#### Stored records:
★ ★ ★ ★ ★ ★ ★

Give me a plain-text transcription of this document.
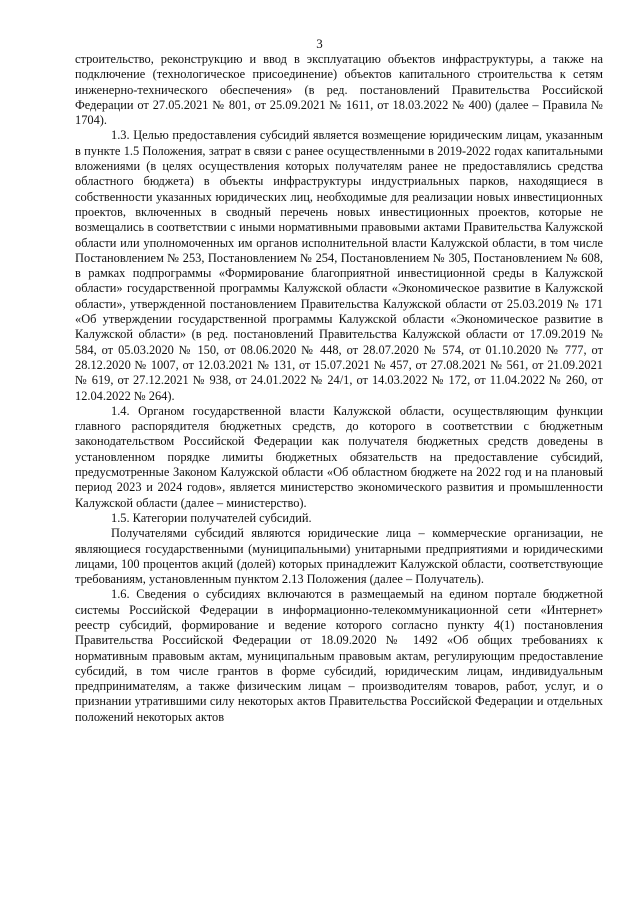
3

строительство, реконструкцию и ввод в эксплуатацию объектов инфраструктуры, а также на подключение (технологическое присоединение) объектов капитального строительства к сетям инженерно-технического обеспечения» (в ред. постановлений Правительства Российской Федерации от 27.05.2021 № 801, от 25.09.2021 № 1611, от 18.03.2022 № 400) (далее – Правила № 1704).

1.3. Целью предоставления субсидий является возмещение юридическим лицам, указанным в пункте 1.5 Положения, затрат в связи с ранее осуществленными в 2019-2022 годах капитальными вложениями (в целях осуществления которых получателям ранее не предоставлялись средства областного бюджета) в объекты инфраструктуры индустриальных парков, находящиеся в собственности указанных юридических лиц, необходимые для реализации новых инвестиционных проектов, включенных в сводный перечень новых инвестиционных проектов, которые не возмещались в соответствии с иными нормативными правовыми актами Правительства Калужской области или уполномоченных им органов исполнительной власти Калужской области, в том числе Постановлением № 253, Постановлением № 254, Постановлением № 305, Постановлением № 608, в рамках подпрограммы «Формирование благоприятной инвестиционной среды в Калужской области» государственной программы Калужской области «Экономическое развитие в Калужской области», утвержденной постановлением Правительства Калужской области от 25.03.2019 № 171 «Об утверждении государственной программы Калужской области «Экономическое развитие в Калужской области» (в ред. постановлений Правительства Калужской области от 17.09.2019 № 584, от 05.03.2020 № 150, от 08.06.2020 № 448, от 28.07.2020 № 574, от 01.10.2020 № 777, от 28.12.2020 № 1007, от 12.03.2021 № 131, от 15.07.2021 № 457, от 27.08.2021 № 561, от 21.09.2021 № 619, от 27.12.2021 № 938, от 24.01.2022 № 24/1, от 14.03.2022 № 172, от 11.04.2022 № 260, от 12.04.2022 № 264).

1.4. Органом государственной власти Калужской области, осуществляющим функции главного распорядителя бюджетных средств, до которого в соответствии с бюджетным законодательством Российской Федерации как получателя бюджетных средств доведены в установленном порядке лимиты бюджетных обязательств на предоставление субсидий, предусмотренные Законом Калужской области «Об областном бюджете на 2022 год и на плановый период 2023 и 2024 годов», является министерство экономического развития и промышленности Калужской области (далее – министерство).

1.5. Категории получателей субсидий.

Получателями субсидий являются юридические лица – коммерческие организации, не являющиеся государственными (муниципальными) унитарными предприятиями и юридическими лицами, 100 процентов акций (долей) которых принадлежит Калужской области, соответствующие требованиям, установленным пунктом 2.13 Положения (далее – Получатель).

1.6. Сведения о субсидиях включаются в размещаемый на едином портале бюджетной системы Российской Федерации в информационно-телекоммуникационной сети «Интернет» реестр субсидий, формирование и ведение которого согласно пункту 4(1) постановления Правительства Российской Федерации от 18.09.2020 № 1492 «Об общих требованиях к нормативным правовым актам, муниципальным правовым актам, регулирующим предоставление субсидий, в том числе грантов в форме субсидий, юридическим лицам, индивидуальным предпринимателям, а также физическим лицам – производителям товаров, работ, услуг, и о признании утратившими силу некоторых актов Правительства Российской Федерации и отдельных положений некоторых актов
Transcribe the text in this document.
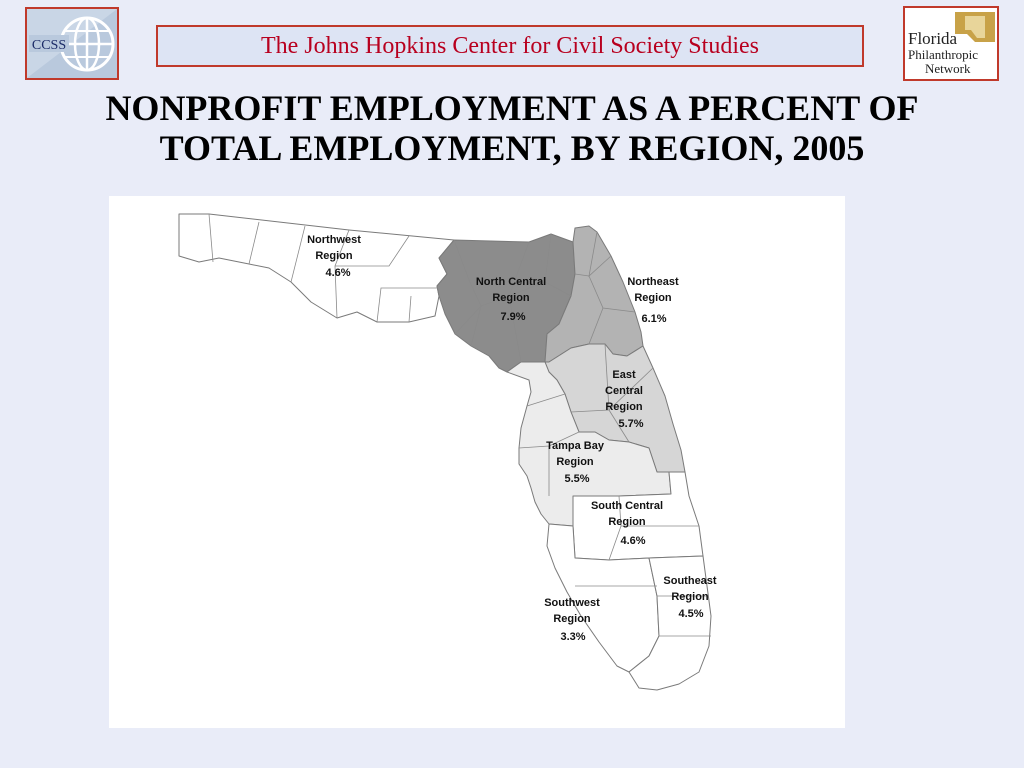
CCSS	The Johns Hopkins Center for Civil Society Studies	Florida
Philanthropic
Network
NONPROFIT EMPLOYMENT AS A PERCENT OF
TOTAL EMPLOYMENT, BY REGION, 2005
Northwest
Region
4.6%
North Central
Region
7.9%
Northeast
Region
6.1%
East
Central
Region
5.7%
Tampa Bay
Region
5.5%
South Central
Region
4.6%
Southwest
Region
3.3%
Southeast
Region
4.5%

★ ★ ★ ★ ★ ★ ★

#### The task:
Which lines of the data include "Central"? Copy each of them.

#### Response:
North Central
Central
South Central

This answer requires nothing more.